── TASK DATA ──

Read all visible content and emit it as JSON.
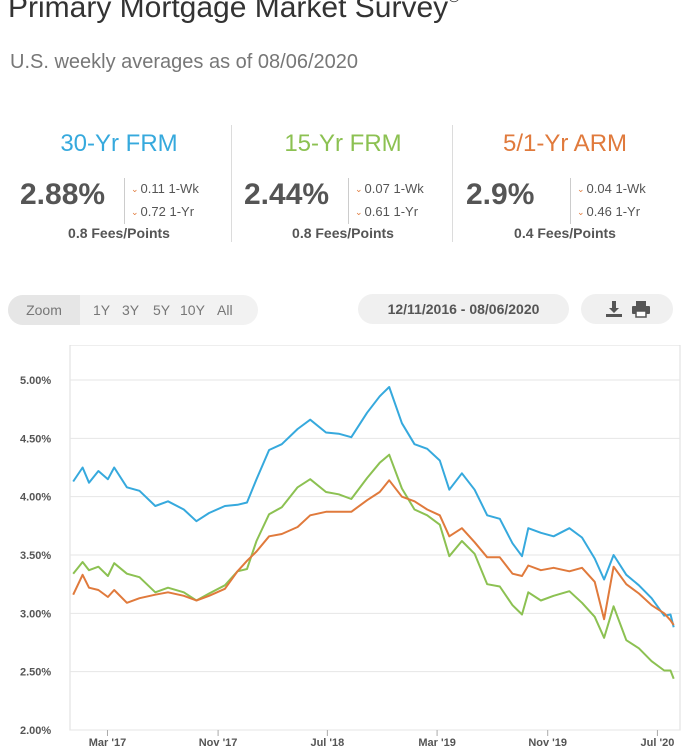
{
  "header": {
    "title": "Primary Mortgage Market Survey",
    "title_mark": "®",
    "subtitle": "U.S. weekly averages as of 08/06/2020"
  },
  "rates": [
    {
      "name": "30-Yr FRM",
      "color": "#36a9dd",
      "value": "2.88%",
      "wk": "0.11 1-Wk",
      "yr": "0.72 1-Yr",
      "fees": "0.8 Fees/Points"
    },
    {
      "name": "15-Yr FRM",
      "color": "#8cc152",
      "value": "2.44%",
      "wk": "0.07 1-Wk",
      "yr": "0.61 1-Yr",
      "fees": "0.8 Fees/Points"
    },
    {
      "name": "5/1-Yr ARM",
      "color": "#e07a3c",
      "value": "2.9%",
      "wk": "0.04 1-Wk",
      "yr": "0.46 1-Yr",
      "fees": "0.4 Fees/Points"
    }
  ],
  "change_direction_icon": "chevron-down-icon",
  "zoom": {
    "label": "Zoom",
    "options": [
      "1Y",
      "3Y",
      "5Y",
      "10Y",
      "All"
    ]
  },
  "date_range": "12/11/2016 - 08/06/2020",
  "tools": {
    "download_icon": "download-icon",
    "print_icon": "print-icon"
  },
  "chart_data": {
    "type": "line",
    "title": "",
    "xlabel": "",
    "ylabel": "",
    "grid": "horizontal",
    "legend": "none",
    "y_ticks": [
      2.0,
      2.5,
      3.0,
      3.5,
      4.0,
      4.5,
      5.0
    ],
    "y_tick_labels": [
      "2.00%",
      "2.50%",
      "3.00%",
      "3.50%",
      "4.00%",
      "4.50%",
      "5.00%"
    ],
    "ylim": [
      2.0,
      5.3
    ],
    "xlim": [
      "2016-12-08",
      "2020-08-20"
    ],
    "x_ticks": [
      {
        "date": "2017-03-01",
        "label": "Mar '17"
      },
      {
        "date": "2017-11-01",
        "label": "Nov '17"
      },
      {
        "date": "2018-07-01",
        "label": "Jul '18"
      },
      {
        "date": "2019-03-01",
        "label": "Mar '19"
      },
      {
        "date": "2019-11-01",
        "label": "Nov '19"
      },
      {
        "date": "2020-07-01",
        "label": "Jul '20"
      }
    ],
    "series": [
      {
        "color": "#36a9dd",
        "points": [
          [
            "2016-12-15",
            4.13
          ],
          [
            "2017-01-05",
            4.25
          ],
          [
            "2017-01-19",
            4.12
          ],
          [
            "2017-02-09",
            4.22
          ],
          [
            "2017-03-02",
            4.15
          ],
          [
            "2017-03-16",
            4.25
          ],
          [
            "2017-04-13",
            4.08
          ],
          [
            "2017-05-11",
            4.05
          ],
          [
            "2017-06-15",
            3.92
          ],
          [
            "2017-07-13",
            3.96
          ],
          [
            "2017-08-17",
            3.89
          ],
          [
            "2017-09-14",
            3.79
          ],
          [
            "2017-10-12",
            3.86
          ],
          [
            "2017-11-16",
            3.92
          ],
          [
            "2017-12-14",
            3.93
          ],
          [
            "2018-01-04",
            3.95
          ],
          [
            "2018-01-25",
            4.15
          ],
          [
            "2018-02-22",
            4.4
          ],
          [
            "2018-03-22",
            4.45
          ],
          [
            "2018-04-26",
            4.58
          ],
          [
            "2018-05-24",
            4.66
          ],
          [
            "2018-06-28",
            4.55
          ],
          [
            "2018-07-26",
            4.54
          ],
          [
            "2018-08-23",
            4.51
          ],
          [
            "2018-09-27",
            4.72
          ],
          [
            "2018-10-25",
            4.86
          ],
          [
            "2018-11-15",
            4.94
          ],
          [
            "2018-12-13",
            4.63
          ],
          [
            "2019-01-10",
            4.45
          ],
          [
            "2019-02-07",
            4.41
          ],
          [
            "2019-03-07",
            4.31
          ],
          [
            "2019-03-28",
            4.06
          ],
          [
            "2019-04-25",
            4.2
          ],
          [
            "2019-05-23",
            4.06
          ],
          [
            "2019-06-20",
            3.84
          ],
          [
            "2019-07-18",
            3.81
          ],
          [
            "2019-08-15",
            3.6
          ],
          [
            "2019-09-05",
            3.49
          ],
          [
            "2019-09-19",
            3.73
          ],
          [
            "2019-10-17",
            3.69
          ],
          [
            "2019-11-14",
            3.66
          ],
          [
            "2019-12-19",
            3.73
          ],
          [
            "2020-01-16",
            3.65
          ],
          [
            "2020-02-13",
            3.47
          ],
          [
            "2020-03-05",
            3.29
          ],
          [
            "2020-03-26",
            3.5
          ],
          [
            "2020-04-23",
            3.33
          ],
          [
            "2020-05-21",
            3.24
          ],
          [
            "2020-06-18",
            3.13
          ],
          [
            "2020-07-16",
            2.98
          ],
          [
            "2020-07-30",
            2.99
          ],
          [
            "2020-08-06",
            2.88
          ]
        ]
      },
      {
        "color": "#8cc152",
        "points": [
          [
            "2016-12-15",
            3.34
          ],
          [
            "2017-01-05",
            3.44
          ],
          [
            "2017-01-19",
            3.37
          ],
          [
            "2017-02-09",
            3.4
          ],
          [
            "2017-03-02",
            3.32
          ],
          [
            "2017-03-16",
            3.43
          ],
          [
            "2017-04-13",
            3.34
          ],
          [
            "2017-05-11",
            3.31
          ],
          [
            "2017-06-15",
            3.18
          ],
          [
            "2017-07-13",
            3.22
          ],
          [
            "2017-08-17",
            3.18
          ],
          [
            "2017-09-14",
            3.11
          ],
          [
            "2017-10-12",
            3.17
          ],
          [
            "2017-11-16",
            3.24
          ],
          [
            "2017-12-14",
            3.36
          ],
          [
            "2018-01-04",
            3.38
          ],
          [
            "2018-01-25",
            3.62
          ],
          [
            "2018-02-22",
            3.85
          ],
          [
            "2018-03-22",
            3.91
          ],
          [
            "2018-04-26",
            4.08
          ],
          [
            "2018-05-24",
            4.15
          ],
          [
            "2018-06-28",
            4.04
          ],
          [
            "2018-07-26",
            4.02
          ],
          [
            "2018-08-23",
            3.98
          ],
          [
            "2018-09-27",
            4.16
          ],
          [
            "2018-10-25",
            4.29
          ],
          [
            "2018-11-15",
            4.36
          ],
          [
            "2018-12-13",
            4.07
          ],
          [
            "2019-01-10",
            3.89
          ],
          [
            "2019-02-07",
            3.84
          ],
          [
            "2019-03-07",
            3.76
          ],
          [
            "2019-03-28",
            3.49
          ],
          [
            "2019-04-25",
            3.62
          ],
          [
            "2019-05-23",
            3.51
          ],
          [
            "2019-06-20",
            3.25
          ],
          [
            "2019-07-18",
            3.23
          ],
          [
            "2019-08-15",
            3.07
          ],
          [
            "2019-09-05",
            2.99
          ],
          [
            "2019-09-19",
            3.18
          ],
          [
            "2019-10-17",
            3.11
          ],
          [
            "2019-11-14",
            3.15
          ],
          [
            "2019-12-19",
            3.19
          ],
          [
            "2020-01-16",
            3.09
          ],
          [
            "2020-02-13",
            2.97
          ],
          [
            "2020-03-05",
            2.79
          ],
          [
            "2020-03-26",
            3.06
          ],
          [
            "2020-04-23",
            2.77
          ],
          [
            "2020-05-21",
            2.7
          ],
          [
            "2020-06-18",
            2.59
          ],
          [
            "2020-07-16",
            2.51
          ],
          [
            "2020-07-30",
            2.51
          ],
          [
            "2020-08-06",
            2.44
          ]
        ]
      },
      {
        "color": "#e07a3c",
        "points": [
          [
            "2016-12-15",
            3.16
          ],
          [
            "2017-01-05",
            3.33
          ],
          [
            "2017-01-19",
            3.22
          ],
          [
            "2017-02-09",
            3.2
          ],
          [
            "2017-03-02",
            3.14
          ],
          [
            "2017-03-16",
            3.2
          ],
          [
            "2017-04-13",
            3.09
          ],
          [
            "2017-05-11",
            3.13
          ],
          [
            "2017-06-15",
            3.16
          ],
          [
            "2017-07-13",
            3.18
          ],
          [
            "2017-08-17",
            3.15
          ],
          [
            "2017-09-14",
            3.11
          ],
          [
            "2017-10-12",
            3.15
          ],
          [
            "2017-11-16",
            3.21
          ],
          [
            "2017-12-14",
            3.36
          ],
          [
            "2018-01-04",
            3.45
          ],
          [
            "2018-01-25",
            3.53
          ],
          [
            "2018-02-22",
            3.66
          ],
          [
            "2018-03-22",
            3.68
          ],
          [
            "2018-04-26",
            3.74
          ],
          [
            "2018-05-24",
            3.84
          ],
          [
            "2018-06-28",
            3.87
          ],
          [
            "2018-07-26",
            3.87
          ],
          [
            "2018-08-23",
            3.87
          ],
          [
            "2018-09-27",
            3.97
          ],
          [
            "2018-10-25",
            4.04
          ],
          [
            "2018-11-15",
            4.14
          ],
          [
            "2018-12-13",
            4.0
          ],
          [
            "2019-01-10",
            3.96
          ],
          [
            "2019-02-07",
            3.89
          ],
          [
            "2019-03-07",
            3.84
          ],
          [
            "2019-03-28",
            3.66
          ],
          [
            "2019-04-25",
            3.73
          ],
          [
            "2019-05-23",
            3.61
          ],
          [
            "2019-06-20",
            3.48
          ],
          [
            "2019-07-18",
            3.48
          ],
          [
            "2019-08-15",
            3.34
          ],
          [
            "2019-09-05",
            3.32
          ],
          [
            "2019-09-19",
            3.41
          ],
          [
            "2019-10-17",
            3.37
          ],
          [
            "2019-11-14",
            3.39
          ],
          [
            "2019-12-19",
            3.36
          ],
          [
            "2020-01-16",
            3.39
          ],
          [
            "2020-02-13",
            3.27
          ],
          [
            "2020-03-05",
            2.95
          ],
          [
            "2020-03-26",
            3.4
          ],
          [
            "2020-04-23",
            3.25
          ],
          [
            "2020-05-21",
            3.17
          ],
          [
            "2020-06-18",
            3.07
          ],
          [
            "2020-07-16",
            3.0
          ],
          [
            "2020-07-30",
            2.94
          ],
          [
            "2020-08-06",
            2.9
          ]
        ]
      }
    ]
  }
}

───

__WHAT THE TASK ASKS__:
Find all lines with "name" in them and copy each one.

__RESULT BELOW__:
      "name": "30-Yr FRM",
      "name": "15-Yr FRM",
      "name": "5/1-Yr ARM",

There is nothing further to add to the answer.